### Material for the task
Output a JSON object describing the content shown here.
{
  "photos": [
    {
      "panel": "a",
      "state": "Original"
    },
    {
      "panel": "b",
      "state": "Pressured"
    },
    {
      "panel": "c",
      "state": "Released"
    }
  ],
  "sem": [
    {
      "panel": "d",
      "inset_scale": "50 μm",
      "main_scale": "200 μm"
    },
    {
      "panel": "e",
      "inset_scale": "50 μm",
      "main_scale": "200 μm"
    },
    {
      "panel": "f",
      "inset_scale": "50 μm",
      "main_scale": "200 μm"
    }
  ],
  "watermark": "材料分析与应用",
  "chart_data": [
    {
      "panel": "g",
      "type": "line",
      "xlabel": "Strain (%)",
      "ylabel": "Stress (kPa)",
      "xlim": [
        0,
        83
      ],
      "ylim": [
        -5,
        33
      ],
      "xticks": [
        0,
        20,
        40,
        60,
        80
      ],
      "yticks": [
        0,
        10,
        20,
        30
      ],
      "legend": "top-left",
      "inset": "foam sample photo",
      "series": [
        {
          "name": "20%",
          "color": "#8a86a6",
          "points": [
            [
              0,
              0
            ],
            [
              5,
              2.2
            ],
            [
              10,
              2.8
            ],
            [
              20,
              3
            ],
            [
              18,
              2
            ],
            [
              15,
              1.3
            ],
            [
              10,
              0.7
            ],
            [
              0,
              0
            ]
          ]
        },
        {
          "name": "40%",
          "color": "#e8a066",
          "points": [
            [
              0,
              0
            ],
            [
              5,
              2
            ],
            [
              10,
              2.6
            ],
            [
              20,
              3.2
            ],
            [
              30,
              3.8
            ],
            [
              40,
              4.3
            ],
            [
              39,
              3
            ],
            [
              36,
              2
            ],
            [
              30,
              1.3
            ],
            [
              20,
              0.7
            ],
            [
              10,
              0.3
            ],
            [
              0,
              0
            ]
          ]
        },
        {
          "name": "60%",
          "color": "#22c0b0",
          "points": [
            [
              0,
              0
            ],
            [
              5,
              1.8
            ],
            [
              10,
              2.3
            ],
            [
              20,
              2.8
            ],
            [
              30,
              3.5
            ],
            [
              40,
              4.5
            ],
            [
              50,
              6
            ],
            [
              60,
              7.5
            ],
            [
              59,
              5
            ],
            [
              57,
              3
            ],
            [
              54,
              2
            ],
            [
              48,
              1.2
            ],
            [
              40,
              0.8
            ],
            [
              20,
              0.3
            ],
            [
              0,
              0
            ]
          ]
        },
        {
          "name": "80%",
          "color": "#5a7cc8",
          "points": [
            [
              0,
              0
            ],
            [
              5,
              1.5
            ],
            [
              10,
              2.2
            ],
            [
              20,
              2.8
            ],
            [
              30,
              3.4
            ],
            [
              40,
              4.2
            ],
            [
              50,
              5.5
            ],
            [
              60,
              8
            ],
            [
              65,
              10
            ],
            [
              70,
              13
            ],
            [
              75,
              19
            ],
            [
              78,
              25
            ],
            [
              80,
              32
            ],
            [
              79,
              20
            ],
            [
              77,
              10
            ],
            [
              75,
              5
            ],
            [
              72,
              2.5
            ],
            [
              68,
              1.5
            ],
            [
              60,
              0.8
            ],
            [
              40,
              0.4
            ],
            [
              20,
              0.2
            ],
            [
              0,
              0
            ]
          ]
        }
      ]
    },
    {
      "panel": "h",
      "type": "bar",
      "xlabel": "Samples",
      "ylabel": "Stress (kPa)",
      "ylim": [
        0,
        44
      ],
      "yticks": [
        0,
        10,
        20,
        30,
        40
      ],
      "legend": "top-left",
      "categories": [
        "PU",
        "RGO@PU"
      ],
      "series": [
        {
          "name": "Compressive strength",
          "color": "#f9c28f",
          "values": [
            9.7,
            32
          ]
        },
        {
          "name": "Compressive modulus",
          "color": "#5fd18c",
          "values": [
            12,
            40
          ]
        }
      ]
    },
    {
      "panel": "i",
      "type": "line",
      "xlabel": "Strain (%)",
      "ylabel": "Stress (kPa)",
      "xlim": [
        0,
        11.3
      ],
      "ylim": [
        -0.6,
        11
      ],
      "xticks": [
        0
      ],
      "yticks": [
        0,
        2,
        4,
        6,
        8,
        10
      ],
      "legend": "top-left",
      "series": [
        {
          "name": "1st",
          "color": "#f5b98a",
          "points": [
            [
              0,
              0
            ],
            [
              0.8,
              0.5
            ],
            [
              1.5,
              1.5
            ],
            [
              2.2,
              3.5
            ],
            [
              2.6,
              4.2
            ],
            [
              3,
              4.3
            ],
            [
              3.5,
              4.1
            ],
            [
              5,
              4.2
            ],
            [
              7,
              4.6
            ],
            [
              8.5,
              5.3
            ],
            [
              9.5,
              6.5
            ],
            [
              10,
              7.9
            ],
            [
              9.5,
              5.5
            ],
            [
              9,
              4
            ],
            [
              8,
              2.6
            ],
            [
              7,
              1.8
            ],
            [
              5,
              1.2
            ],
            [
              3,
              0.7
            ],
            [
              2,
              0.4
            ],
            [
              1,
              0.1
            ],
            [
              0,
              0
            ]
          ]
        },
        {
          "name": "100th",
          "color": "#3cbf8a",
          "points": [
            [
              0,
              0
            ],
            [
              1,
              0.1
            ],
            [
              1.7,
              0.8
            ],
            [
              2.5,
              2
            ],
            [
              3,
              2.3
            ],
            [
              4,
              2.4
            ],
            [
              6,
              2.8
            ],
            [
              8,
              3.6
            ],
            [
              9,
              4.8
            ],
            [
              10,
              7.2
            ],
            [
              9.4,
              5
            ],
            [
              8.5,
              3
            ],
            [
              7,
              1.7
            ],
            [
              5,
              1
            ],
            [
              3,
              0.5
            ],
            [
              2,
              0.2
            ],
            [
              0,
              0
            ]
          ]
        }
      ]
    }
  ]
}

### Set exercise
Extract the full listing above without alteration.

### Solution to the exercise
Output a JSON object describing the content shown here.
{
  "photos": [
    {
      "panel": "a",
      "state": "Original"
    },
    {
      "panel": "b",
      "state": "Pressured"
    },
    {
      "panel": "c",
      "state": "Released"
    }
  ],
  "sem": [
    {
      "panel": "d",
      "inset_scale": "50 μm",
      "main_scale": "200 μm"
    },
    {
      "panel": "e",
      "inset_scale": "50 μm",
      "main_scale": "200 μm"
    },
    {
      "panel": "f",
      "inset_scale": "50 μm",
      "main_scale": "200 μm"
    }
  ],
  "watermark": "材料分析与应用",
  "chart_data": [
    {
      "panel": "g",
      "type": "line",
      "xlabel": "Strain (%)",
      "ylabel": "Stress (kPa)",
      "xlim": [
        0,
        83
      ],
      "ylim": [
        -5,
        33
      ],
      "xticks": [
        0,
        20,
        40,
        60,
        80
      ],
      "yticks": [
        0,
        10,
        20,
        30
      ],
      "legend": "top-left",
      "inset": "foam sample photo",
      "series": [
        {
          "name": "20%",
          "color": "#8a86a6",
          "points": [
            [
              0,
              0
            ],
            [
              5,
              2.2
            ],
            [
              10,
              2.8
            ],
            [
              20,
              3
            ],
            [
              18,
              2
            ],
            [
              15,
              1.3
            ],
            [
              10,
              0.7
            ],
            [
              0,
              0
            ]
          ]
        },
        {
          "name": "40%",
          "color": "#e8a066",
          "points": [
            [
              0,
              0
            ],
            [
              5,
              2
            ],
            [
              10,
              2.6
            ],
            [
              20,
              3.2
            ],
            [
              30,
              3.8
            ],
            [
              40,
              4.3
            ],
            [
              39,
              3
            ],
            [
              36,
              2
            ],
            [
              30,
              1.3
            ],
            [
              20,
              0.7
            ],
            [
              10,
              0.3
            ],
            [
              0,
              0
            ]
          ]
        },
        {
          "name": "60%",
          "color": "#22c0b0",
          "points": [
            [
              0,
              0
            ],
            [
              5,
              1.8
            ],
            [
              10,
              2.3
            ],
            [
              20,
              2.8
            ],
            [
              30,
              3.5
            ],
            [
              40,
              4.5
            ],
            [
              50,
              6
            ],
            [
              60,
              7.5
            ],
            [
              59,
              5
            ],
            [
              57,
              3
            ],
            [
              54,
              2
            ],
            [
              48,
              1.2
            ],
            [
              40,
              0.8
            ],
            [
              20,
              0.3
            ],
            [
              0,
              0
            ]
          ]
        },
        {
          "name": "80%",
          "color": "#5a7cc8",
          "points": [
            [
              0,
              0
            ],
            [
              5,
              1.5
            ],
            [
              10,
              2.2
            ],
            [
              20,
              2.8
            ],
            [
              30,
              3.4
            ],
            [
              40,
              4.2
            ],
            [
              50,
              5.5
            ],
            [
              60,
              8
            ],
            [
              65,
              10
            ],
            [
              70,
              13
            ],
            [
              75,
              19
            ],
            [
              78,
              25
            ],
            [
              80,
              32
            ],
            [
              79,
              20
            ],
            [
              77,
              10
            ],
            [
              75,
              5
            ],
            [
              72,
              2.5
            ],
            [
              68,
              1.5
            ],
            [
              60,
              0.8
            ],
            [
              40,
              0.4
            ],
            [
              20,
              0.2
            ],
            [
              0,
              0
            ]
          ]
        }
      ]
    },
    {
      "panel": "h",
      "type": "bar",
      "xlabel": "Samples",
      "ylabel": "Stress (kPa)",
      "ylim": [
        0,
        44
      ],
      "yticks": [
        0,
        10,
        20,
        30,
        40
      ],
      "legend": "top-left",
      "categories": [
        "PU",
        "RGO@PU"
      ],
      "series": [
        {
          "name": "Compressive strength",
          "color": "#f9c28f",
          "values": [
            9.7,
            32
          ]
        },
        {
          "name": "Compressive modulus",
          "color": "#5fd18c",
          "values": [
            12,
            40
          ]
        }
      ]
    },
    {
      "panel": "i",
      "type": "line",
      "xlabel": "Strain (%)",
      "ylabel": "Stress (kPa)",
      "xlim": [
        0,
        11.3
      ],
      "ylim": [
        -0.6,
        11
      ],
      "xticks": [
        0
      ],
      "yticks": [
        0,
        2,
        4,
        6,
        8,
        10
      ],
      "legend": "top-left",
      "series": [
        {
          "name": "1st",
          "color": "#f5b98a",
          "points": [
            [
              0,
              0
            ],
            [
              0.8,
              0.5
            ],
            [
              1.5,
              1.5
            ],
            [
              2.2,
              3.5
            ],
            [
              2.6,
              4.2
            ],
            [
              3,
              4.3
            ],
            [
              3.5,
              4.1
            ],
            [
              5,
              4.2
            ],
            [
              7,
              4.6
            ],
            [
              8.5,
              5.3
            ],
            [
              9.5,
              6.5
            ],
            [
              10,
              7.9
            ],
            [
              9.5,
              5.5
            ],
            [
              9,
              4
            ],
            [
              8,
              2.6
            ],
            [
              7,
              1.8
            ],
            [
              5,
              1.2
            ],
            [
              3,
              0.7
            ],
            [
              2,
              0.4
            ],
            [
              1,
              0.1
            ],
            [
              0,
              0
            ]
          ]
        },
        {
          "name": "100th",
          "color": "#3cbf8a",
          "points": [
            [
              0,
              0
            ],
            [
              1,
              0.1
            ],
            [
              1.7,
              0.8
            ],
            [
              2.5,
              2
            ],
            [
              3,
              2.3
            ],
            [
              4,
              2.4
            ],
            [
              6,
              2.8
            ],
            [
              8,
              3.6
            ],
            [
              9,
              4.8
            ],
            [
              10,
              7.2
            ],
            [
              9.4,
              5
            ],
            [
              8.5,
              3
            ],
            [
              7,
              1.7
            ],
            [
              5,
              1
            ],
            [
              3,
              0.5
            ],
            [
              2,
              0.2
            ],
            [
              0,
              0
            ]
          ]
        }
      ]
    }
  ]
}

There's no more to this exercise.